— Start of Information supplied —
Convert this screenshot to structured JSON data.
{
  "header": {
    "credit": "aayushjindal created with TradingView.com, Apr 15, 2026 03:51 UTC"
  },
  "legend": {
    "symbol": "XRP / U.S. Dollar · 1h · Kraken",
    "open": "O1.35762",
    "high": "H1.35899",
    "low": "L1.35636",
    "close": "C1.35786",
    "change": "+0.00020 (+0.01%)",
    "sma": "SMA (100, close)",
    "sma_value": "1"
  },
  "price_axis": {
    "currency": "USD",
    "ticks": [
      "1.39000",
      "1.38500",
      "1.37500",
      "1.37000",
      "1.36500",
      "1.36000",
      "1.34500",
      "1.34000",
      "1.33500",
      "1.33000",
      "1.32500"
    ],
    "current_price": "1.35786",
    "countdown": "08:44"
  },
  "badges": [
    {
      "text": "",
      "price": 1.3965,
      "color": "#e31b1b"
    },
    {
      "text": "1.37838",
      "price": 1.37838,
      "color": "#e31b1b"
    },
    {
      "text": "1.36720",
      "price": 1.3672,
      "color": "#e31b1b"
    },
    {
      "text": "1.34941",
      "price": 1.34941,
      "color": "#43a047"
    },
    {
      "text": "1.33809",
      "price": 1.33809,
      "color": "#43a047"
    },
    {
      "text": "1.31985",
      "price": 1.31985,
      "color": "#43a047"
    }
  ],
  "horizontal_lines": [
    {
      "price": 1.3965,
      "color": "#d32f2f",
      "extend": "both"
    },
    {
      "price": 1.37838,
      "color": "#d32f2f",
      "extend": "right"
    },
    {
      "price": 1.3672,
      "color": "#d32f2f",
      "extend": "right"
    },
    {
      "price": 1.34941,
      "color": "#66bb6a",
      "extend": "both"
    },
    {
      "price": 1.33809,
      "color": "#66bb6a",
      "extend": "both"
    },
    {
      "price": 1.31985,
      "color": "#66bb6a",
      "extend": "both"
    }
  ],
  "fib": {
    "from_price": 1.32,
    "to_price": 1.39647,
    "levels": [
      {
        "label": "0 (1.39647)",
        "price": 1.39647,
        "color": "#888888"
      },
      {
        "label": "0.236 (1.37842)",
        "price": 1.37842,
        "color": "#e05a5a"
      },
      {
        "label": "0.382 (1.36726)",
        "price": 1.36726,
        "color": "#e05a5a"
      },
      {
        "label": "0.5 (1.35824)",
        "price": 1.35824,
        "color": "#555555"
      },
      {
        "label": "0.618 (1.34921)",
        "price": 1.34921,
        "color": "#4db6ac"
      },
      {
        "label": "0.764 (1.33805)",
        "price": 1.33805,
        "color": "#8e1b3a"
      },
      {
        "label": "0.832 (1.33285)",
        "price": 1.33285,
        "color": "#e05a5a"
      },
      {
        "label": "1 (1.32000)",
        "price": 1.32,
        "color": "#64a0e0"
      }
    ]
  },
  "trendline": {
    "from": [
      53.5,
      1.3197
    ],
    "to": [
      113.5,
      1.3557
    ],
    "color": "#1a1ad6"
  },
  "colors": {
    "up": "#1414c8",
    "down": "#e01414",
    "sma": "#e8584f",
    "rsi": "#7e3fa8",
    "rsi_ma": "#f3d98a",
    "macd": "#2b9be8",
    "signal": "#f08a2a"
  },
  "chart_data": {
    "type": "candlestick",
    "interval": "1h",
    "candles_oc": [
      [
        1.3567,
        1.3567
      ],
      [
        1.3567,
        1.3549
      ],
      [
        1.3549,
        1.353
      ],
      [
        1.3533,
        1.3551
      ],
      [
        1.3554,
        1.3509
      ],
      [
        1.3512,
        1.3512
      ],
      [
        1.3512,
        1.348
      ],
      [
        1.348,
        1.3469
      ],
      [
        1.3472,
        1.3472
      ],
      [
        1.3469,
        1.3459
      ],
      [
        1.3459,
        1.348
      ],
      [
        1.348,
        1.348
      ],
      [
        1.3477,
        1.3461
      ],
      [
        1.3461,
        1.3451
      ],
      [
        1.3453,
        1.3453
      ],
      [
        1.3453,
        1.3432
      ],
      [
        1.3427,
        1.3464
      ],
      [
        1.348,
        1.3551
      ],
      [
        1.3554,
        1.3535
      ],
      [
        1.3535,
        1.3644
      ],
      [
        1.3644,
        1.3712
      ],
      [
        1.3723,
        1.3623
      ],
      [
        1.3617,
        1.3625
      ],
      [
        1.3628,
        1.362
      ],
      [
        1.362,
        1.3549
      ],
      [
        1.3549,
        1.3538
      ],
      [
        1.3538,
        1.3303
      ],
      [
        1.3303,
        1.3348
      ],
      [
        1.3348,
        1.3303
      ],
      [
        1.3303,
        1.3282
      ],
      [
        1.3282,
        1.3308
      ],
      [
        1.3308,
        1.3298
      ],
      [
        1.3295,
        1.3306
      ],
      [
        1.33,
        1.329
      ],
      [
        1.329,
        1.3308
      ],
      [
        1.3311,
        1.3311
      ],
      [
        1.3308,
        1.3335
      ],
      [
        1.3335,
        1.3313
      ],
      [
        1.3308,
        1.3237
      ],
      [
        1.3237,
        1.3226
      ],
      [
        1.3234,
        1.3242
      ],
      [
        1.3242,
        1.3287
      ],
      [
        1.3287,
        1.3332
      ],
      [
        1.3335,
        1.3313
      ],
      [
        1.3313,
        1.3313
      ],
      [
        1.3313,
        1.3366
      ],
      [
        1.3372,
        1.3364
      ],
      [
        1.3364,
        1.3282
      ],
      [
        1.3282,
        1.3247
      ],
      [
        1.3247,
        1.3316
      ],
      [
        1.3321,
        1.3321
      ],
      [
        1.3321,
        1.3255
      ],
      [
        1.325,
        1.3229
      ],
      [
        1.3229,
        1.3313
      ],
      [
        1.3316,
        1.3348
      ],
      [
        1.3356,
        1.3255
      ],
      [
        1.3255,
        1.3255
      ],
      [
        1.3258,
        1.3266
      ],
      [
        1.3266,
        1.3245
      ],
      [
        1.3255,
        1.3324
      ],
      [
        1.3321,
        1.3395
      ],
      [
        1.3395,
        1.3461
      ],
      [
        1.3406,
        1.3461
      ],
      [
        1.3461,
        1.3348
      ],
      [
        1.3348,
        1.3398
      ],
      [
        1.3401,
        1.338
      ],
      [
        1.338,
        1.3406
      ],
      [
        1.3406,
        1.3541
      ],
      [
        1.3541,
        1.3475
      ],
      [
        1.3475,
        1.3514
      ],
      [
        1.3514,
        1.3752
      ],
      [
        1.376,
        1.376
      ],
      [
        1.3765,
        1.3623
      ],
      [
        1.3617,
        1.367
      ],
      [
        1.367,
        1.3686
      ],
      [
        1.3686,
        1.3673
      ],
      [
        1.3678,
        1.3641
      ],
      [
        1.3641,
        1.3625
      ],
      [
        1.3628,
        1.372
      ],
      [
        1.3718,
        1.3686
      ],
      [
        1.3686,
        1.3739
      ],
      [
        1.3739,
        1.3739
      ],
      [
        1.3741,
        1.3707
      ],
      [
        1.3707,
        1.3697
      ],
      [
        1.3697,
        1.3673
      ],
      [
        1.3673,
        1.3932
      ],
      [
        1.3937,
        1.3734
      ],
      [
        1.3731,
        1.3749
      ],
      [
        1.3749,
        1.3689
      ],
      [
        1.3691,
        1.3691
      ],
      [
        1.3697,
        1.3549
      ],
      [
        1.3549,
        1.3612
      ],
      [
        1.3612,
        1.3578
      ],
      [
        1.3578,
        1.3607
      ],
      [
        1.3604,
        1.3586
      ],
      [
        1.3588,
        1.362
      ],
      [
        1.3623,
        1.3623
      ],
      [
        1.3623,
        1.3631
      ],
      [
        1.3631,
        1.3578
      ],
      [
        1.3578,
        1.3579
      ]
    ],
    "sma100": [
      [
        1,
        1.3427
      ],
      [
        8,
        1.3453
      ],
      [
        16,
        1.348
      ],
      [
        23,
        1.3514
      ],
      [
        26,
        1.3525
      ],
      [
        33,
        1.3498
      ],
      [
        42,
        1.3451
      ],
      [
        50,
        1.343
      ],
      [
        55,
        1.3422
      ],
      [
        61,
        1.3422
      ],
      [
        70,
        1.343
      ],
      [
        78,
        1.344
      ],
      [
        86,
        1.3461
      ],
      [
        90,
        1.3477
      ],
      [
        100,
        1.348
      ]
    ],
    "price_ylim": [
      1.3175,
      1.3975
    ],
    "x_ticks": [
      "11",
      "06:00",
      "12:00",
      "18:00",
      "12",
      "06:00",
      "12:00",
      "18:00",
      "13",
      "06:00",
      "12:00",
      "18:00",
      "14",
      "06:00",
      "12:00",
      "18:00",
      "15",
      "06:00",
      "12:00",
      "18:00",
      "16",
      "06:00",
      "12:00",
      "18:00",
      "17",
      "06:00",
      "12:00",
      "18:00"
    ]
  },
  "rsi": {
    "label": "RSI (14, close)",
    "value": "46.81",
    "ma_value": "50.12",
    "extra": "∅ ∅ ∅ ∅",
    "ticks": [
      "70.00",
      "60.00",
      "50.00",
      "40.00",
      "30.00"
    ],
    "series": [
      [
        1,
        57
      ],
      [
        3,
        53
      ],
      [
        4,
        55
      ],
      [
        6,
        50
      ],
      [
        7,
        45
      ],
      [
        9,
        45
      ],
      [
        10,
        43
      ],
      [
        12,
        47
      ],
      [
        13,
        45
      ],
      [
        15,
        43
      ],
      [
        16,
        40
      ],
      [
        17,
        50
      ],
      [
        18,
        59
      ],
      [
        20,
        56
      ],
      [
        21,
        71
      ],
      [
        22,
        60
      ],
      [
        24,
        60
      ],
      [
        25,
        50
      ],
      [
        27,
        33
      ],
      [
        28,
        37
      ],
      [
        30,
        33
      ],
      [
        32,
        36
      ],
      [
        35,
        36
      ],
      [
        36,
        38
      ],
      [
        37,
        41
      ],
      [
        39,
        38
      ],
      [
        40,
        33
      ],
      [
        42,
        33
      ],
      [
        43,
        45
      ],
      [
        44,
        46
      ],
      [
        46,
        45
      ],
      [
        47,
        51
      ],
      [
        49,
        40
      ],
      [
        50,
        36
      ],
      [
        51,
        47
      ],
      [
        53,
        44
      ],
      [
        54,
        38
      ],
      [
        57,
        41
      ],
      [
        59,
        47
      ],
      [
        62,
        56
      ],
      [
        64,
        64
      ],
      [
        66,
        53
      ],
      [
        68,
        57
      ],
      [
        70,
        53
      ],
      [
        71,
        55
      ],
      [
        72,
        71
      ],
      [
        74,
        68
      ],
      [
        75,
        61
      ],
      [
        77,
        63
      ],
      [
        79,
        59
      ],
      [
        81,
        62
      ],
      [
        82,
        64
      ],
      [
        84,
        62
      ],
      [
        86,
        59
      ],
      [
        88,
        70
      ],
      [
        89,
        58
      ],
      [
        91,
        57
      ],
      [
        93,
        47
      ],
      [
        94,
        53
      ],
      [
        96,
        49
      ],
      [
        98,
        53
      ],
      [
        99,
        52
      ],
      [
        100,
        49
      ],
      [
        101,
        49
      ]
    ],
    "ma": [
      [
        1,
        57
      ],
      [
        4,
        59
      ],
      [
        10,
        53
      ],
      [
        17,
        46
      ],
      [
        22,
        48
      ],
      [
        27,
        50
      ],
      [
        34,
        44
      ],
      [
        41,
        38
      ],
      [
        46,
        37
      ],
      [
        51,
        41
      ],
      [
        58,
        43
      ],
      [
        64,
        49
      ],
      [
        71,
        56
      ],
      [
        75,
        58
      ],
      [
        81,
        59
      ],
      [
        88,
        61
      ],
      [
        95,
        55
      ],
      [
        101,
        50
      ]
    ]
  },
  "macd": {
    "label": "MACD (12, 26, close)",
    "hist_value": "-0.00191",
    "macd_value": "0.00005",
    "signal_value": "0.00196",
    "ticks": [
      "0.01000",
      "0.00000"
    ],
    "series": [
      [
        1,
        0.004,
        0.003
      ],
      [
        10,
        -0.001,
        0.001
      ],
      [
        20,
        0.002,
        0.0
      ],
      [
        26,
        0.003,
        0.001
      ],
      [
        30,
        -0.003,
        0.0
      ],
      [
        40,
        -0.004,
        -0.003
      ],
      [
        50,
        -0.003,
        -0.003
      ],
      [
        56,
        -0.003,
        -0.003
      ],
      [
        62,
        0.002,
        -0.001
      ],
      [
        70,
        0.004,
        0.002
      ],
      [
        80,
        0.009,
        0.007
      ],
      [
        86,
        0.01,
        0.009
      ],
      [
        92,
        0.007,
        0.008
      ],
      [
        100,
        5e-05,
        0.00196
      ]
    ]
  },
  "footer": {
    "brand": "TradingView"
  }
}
— End of Information supplied —
Task brief - From the records above, how many lines include the word "text"? Only the number is wanted.

In response - 6